++++ Records for this exercise ++++
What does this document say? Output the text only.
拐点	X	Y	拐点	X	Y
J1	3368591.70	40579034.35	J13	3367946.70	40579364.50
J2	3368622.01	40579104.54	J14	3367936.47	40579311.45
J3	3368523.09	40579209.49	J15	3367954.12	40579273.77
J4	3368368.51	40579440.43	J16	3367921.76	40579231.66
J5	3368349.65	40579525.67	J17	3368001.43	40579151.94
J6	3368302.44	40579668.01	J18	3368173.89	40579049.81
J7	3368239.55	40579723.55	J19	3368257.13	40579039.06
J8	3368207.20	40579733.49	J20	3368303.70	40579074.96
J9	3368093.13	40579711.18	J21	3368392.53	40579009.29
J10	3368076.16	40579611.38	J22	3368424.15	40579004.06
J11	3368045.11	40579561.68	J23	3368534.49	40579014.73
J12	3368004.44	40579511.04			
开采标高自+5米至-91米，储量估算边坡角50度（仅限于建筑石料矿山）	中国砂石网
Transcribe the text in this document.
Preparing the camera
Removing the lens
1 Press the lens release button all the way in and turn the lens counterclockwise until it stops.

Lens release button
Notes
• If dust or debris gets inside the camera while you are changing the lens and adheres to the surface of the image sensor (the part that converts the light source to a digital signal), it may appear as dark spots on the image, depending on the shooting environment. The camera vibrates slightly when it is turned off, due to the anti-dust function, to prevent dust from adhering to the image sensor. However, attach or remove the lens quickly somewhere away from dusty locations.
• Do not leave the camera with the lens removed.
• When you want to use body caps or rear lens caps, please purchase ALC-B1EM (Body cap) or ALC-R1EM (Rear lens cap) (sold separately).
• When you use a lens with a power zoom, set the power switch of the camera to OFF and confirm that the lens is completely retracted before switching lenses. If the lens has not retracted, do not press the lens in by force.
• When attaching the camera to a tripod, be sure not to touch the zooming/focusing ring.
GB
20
++++
**What you will do:**
Every line above that contains the word "document" should be reported.

**Solution for this problem:**
What does this document say? Output the text only.
Transcribe the text in this document.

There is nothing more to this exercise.